● Stored records
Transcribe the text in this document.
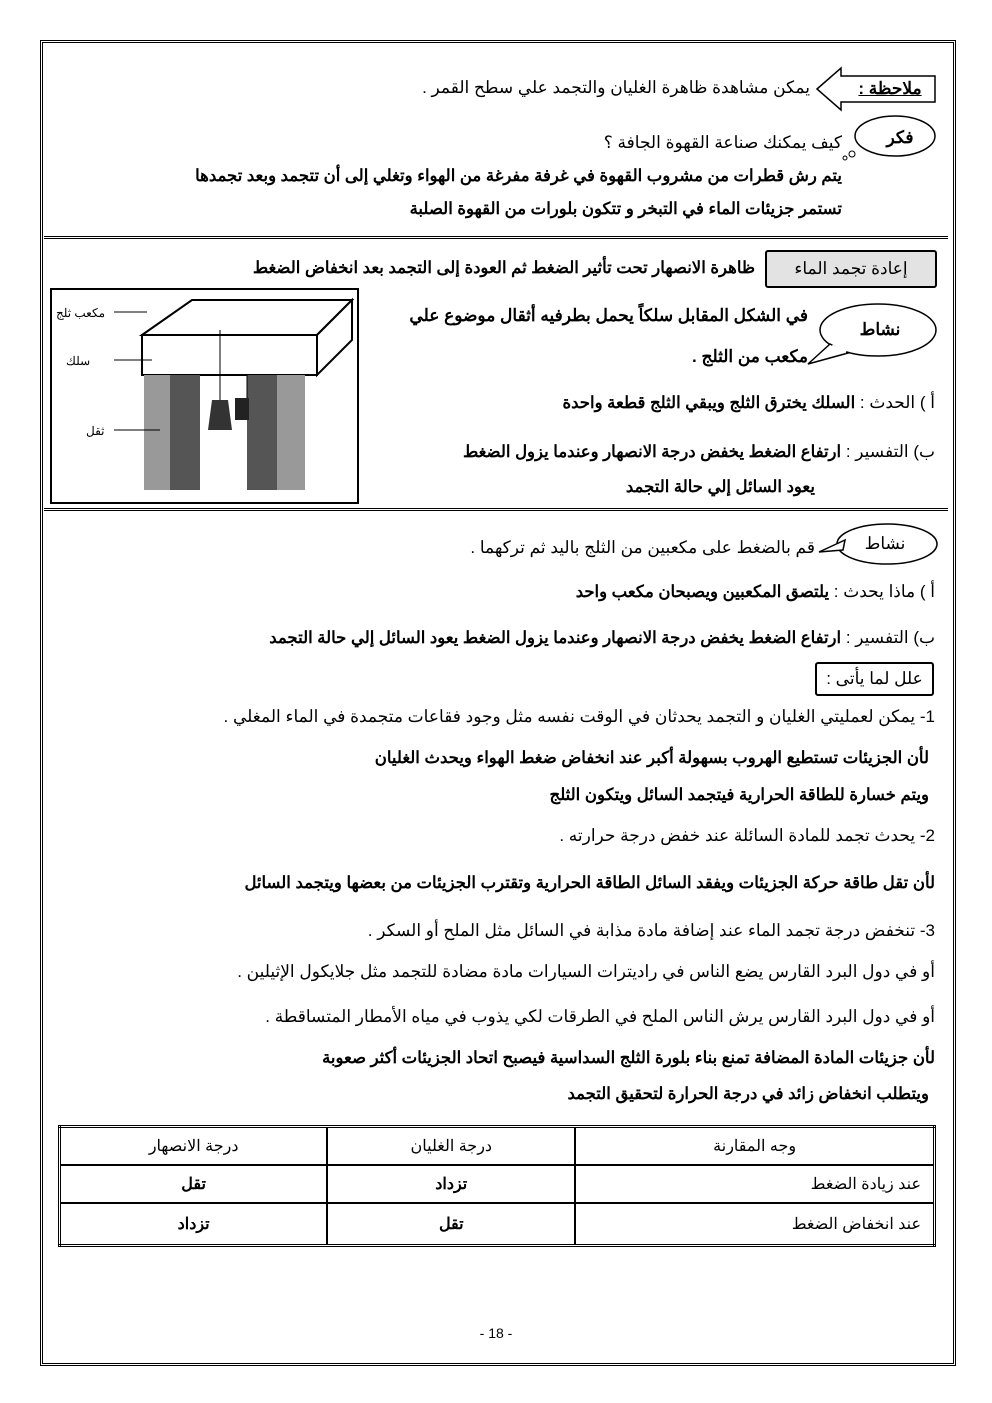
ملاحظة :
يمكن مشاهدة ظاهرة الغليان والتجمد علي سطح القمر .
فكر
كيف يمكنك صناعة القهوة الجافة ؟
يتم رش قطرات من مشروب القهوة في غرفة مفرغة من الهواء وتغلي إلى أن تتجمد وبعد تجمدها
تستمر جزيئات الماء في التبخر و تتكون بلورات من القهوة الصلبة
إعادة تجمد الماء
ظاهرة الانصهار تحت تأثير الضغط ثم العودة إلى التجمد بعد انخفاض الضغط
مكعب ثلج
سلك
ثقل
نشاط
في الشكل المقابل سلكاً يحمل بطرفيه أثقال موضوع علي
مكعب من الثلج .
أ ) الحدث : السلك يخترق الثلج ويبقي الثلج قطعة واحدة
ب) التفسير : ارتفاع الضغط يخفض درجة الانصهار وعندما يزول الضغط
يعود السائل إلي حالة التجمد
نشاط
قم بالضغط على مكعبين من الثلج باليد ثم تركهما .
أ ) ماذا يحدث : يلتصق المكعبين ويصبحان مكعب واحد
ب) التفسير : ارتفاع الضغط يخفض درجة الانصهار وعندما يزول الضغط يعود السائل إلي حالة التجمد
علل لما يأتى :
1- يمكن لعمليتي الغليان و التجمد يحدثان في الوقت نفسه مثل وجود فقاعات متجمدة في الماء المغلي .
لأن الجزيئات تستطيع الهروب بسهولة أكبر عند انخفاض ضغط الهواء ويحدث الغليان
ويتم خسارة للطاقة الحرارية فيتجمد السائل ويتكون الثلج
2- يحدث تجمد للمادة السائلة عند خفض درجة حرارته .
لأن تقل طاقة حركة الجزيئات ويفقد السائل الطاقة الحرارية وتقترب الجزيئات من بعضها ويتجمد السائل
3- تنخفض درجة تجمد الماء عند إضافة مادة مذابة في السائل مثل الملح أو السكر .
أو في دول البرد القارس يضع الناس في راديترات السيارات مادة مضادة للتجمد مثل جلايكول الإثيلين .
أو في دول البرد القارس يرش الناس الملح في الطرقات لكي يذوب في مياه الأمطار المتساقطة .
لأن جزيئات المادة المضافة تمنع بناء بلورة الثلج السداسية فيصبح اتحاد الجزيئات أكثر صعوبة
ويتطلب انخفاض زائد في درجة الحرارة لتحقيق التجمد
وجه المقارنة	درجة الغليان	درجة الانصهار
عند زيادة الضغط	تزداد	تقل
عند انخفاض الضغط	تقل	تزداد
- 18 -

...

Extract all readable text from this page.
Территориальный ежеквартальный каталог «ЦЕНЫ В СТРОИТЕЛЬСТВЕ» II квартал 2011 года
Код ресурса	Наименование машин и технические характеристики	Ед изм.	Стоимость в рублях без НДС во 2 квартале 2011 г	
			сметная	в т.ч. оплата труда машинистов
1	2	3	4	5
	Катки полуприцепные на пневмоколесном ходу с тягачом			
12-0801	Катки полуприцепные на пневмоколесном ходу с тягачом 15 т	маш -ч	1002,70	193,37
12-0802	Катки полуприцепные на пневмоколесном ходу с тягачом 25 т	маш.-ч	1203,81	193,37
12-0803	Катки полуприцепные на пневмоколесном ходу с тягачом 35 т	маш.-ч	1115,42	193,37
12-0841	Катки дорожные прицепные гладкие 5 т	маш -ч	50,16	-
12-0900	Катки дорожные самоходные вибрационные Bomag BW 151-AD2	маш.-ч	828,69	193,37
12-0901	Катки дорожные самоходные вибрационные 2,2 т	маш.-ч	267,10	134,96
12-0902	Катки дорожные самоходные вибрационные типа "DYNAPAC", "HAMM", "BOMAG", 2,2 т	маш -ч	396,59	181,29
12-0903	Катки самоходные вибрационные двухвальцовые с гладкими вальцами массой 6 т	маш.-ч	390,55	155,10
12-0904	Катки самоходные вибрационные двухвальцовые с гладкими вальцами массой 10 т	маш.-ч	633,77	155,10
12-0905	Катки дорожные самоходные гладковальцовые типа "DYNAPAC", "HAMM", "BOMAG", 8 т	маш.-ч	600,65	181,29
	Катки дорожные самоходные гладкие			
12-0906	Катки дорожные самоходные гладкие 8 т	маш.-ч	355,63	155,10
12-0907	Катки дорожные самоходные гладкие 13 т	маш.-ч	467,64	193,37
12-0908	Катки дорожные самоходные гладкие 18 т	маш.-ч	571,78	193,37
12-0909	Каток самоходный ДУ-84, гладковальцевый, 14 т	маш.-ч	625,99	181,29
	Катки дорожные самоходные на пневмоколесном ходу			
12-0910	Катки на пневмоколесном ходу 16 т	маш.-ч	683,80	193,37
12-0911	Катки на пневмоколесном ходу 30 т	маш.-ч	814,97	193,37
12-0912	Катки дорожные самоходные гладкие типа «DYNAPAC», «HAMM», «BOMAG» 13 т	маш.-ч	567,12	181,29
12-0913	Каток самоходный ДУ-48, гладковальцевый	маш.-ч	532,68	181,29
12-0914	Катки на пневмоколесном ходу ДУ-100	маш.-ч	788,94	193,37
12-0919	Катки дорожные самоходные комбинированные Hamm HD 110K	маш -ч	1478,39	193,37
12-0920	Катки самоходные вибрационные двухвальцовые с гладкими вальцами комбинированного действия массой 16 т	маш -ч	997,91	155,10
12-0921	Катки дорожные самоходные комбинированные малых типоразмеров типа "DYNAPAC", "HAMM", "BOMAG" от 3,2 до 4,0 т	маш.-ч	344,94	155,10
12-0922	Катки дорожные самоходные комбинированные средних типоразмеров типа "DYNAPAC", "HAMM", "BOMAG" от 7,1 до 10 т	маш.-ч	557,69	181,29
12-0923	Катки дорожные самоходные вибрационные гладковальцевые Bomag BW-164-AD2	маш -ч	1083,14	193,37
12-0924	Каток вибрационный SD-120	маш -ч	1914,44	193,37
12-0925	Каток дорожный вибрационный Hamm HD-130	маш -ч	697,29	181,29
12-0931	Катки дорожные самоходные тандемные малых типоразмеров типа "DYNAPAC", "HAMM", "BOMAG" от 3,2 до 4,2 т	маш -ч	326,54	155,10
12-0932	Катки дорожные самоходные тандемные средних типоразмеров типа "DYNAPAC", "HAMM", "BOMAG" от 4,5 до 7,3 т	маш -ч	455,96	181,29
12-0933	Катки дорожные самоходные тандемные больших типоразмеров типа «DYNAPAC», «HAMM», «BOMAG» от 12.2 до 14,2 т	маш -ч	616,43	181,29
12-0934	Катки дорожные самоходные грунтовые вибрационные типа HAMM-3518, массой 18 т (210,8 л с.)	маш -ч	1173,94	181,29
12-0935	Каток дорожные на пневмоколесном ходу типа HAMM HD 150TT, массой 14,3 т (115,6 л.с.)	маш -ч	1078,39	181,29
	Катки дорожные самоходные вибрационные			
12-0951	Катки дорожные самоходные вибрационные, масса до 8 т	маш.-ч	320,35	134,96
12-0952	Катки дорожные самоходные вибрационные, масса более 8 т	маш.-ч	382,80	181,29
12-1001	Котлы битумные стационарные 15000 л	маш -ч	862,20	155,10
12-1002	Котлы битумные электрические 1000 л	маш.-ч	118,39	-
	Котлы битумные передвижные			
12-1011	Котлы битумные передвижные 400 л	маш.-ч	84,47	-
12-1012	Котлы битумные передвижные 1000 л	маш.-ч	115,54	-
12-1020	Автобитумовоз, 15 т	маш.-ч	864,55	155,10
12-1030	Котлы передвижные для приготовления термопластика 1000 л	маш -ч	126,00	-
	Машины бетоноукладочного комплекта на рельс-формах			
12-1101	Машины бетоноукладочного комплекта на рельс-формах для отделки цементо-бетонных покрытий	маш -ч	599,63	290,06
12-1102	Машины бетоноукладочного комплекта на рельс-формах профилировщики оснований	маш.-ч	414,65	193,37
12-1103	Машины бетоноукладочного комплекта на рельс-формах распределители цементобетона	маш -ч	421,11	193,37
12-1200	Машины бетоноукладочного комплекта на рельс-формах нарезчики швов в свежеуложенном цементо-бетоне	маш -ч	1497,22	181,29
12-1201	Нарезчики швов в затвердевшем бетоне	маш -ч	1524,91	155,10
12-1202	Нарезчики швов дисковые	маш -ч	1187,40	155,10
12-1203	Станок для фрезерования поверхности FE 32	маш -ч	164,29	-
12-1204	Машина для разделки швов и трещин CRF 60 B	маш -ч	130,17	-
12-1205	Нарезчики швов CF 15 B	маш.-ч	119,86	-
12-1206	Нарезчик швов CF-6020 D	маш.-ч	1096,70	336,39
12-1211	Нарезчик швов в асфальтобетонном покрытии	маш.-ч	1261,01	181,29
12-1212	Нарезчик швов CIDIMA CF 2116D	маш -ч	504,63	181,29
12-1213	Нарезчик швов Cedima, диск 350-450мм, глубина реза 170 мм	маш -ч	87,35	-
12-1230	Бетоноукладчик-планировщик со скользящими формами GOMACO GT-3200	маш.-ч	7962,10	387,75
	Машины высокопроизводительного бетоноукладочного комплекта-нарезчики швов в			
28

--

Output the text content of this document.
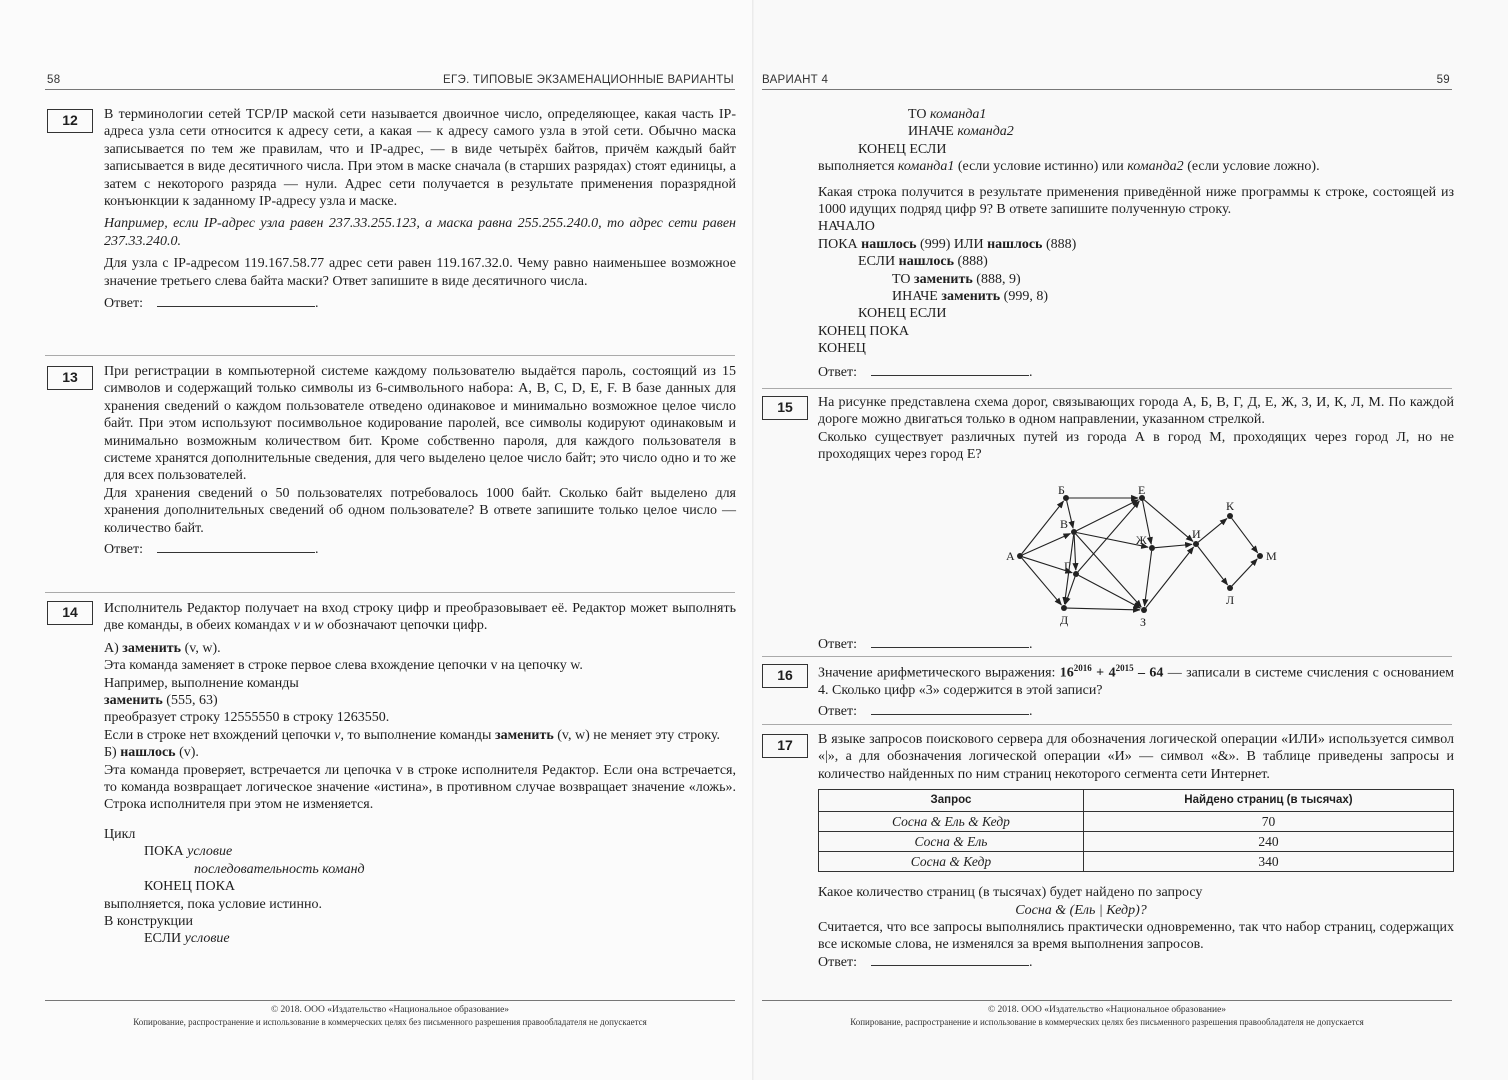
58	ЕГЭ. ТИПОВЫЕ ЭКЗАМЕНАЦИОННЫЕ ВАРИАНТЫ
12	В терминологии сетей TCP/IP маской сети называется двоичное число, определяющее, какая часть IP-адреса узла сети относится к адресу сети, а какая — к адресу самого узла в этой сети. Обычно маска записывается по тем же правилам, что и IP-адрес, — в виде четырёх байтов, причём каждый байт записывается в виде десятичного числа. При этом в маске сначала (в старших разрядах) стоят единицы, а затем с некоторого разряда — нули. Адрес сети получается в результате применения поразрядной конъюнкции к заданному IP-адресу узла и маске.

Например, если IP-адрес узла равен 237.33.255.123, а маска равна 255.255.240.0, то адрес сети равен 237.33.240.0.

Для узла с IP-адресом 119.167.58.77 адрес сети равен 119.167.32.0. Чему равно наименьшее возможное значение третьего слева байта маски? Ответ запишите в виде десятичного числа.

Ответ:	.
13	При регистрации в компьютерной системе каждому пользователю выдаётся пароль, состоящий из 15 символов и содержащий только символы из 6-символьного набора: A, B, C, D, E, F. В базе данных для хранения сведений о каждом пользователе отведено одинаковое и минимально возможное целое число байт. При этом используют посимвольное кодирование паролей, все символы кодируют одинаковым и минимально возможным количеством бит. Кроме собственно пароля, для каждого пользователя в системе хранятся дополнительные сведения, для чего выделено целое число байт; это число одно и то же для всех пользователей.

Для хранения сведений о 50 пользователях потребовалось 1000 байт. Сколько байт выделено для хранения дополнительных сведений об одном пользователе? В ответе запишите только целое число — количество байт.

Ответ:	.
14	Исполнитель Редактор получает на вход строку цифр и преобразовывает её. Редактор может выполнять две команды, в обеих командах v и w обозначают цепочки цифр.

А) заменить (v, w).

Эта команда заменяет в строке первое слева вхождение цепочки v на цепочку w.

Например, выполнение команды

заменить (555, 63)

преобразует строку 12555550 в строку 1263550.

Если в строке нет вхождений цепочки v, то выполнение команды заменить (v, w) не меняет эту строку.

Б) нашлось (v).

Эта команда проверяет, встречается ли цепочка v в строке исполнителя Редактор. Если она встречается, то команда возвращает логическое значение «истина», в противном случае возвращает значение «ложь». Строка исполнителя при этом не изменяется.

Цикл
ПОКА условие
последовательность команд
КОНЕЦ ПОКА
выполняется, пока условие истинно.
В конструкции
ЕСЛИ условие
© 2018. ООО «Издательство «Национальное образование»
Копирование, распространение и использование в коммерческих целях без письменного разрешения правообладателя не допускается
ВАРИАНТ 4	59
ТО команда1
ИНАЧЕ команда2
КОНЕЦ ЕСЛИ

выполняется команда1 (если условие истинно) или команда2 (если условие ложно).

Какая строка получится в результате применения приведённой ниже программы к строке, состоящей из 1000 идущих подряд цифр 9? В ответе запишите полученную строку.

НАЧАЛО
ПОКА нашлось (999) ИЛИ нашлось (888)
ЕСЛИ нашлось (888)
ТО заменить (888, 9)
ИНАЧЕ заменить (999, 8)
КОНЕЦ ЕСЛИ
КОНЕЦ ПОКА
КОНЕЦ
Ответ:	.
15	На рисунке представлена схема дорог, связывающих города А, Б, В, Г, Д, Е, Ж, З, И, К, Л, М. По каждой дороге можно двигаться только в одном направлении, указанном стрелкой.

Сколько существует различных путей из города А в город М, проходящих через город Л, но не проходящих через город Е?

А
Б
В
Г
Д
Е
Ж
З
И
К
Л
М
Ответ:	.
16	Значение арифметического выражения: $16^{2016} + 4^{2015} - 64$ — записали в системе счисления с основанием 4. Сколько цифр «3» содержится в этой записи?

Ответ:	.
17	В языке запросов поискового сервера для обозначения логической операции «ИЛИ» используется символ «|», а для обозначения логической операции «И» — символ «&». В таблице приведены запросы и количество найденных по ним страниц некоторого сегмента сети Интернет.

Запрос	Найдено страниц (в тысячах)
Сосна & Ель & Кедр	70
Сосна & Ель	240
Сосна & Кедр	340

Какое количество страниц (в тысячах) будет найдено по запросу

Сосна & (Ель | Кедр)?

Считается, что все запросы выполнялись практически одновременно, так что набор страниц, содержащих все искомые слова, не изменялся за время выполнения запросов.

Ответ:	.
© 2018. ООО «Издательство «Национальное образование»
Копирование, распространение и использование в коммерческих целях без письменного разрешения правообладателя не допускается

● The task
Filter the records, keeping only lines that contain "гладковальцевый", and show those lines.

● Final answer
12-0909	Каток самоходный ДУ-84, гладковальцевый, 14 т	маш.-ч	625,99	181,29
12-0913	Каток самоходный ДУ-48, гладковальцевый	маш.-ч	532,68	181,29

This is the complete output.